[Figure contents as structured data]
● ● ●

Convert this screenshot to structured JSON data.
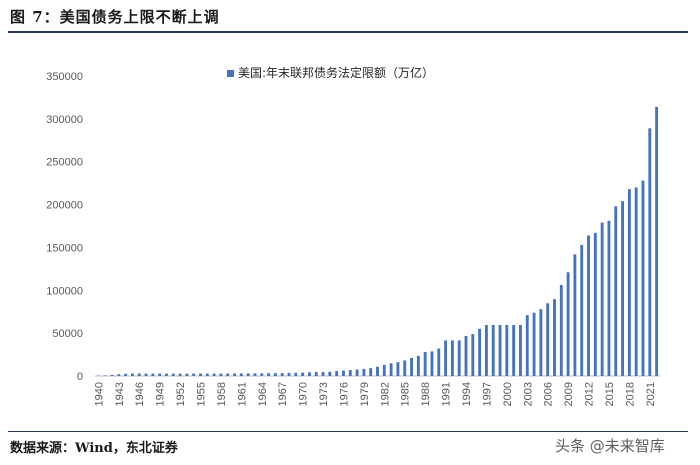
{
  "figure": {
    "title": "图 7：美国债务上限不断上调",
    "source": "数据来源：Wind，东北证券",
    "watermark": "头条 @未来智库"
  },
  "colors": {
    "bar": "#4472c4",
    "axis": "#bfbfbf",
    "rule": "#1f3864"
  },
  "chart_data": {
    "type": "bar",
    "title": "",
    "legend": "美国:年末联邦债务法定限额（万亿）",
    "legend_position": "top",
    "xlabel": "",
    "ylabel": "",
    "ylim": [
      0,
      350000
    ],
    "yticks": [
      0,
      50000,
      100000,
      150000,
      200000,
      250000,
      300000,
      350000
    ],
    "xticks": [
      "1940",
      "1943",
      "1946",
      "1949",
      "1952",
      "1955",
      "1958",
      "1961",
      "1964",
      "1967",
      "1970",
      "1973",
      "1976",
      "1979",
      "1982",
      "1985",
      "1988",
      "1991",
      "1994",
      "1997",
      "2000",
      "2003",
      "2006",
      "2009",
      "2012",
      "2015",
      "2018",
      "2021"
    ],
    "categories": [
      "1940",
      "1941",
      "1942",
      "1943",
      "1944",
      "1945",
      "1946",
      "1947",
      "1948",
      "1949",
      "1950",
      "1951",
      "1952",
      "1953",
      "1954",
      "1955",
      "1956",
      "1957",
      "1958",
      "1959",
      "1960",
      "1961",
      "1962",
      "1963",
      "1964",
      "1965",
      "1966",
      "1967",
      "1968",
      "1969",
      "1970",
      "1971",
      "1972",
      "1973",
      "1974",
      "1975",
      "1976",
      "1977",
      "1978",
      "1979",
      "1980",
      "1981",
      "1982",
      "1983",
      "1984",
      "1985",
      "1986",
      "1987",
      "1988",
      "1989",
      "1990",
      "1991",
      "1992",
      "1993",
      "1994",
      "1995",
      "1996",
      "1997",
      "1998",
      "1999",
      "2000",
      "2001",
      "2002",
      "2003",
      "2004",
      "2005",
      "2006",
      "2007",
      "2008",
      "2009",
      "2010",
      "2011",
      "2012",
      "2013",
      "2014",
      "2015",
      "2016",
      "2017",
      "2018",
      "2019",
      "2020",
      "2021",
      "2022"
    ],
    "values": [
      450,
      650,
      1250,
      2100,
      2600,
      3000,
      3000,
      2750,
      2750,
      2750,
      2750,
      2750,
      2750,
      2750,
      2810,
      2810,
      2780,
      2750,
      2800,
      2900,
      2950,
      2980,
      3080,
      3090,
      3150,
      3240,
      3300,
      3360,
      3650,
      3770,
      3950,
      4300,
      4580,
      4650,
      4950,
      5770,
      6360,
      7000,
      7520,
      8300,
      9250,
      10800,
      12900,
      14900,
      16200,
      18200,
      21100,
      23500,
      28000,
      28700,
      32000,
      41500,
      41500,
      41500,
      46700,
      49000,
      55000,
      59500,
      59500,
      59500,
      59500,
      59500,
      59500,
      71000,
      73800,
      78000,
      84800,
      89700,
      106150,
      121040,
      141940,
      152940,
      164000,
      167000,
      179000,
      181000,
      198000,
      204000,
      218000,
      220000,
      228000,
      289000,
      314000
    ]
  }
}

● ● ●

▸ SET TASK
Using the material above, retype each entry exactly and omit the pictures.

▸ COMPLETE RESPONSE
Convert this screenshot to structured JSON data.
{
  "figure": {
    "title": "图 7：美国债务上限不断上调",
    "source": "数据来源：Wind，东北证券",
    "watermark": "头条 @未来智库"
  },
  "colors": {
    "bar": "#4472c4",
    "axis": "#bfbfbf",
    "rule": "#1f3864"
  },
  "chart_data": {
    "type": "bar",
    "title": "",
    "legend": "美国:年末联邦债务法定限额（万亿）",
    "legend_position": "top",
    "xlabel": "",
    "ylabel": "",
    "ylim": [
      0,
      350000
    ],
    "yticks": [
      0,
      50000,
      100000,
      150000,
      200000,
      250000,
      300000,
      350000
    ],
    "xticks": [
      "1940",
      "1943",
      "1946",
      "1949",
      "1952",
      "1955",
      "1958",
      "1961",
      "1964",
      "1967",
      "1970",
      "1973",
      "1976",
      "1979",
      "1982",
      "1985",
      "1988",
      "1991",
      "1994",
      "1997",
      "2000",
      "2003",
      "2006",
      "2009",
      "2012",
      "2015",
      "2018",
      "2021"
    ],
    "categories": [
      "1940",
      "1941",
      "1942",
      "1943",
      "1944",
      "1945",
      "1946",
      "1947",
      "1948",
      "1949",
      "1950",
      "1951",
      "1952",
      "1953",
      "1954",
      "1955",
      "1956",
      "1957",
      "1958",
      "1959",
      "1960",
      "1961",
      "1962",
      "1963",
      "1964",
      "1965",
      "1966",
      "1967",
      "1968",
      "1969",
      "1970",
      "1971",
      "1972",
      "1973",
      "1974",
      "1975",
      "1976",
      "1977",
      "1978",
      "1979",
      "1980",
      "1981",
      "1982",
      "1983",
      "1984",
      "1985",
      "1986",
      "1987",
      "1988",
      "1989",
      "1990",
      "1991",
      "1992",
      "1993",
      "1994",
      "1995",
      "1996",
      "1997",
      "1998",
      "1999",
      "2000",
      "2001",
      "2002",
      "2003",
      "2004",
      "2005",
      "2006",
      "2007",
      "2008",
      "2009",
      "2010",
      "2011",
      "2012",
      "2013",
      "2014",
      "2015",
      "2016",
      "2017",
      "2018",
      "2019",
      "2020",
      "2021",
      "2022"
    ],
    "values": [
      450,
      650,
      1250,
      2100,
      2600,
      3000,
      3000,
      2750,
      2750,
      2750,
      2750,
      2750,
      2750,
      2750,
      2810,
      2810,
      2780,
      2750,
      2800,
      2900,
      2950,
      2980,
      3080,
      3090,
      3150,
      3240,
      3300,
      3360,
      3650,
      3770,
      3950,
      4300,
      4580,
      4650,
      4950,
      5770,
      6360,
      7000,
      7520,
      8300,
      9250,
      10800,
      12900,
      14900,
      16200,
      18200,
      21100,
      23500,
      28000,
      28700,
      32000,
      41500,
      41500,
      41500,
      46700,
      49000,
      55000,
      59500,
      59500,
      59500,
      59500,
      59500,
      59500,
      71000,
      73800,
      78000,
      84800,
      89700,
      106150,
      121040,
      141940,
      152940,
      164000,
      167000,
      179000,
      181000,
      198000,
      204000,
      218000,
      220000,
      228000,
      289000,
      314000
    ]
  }
}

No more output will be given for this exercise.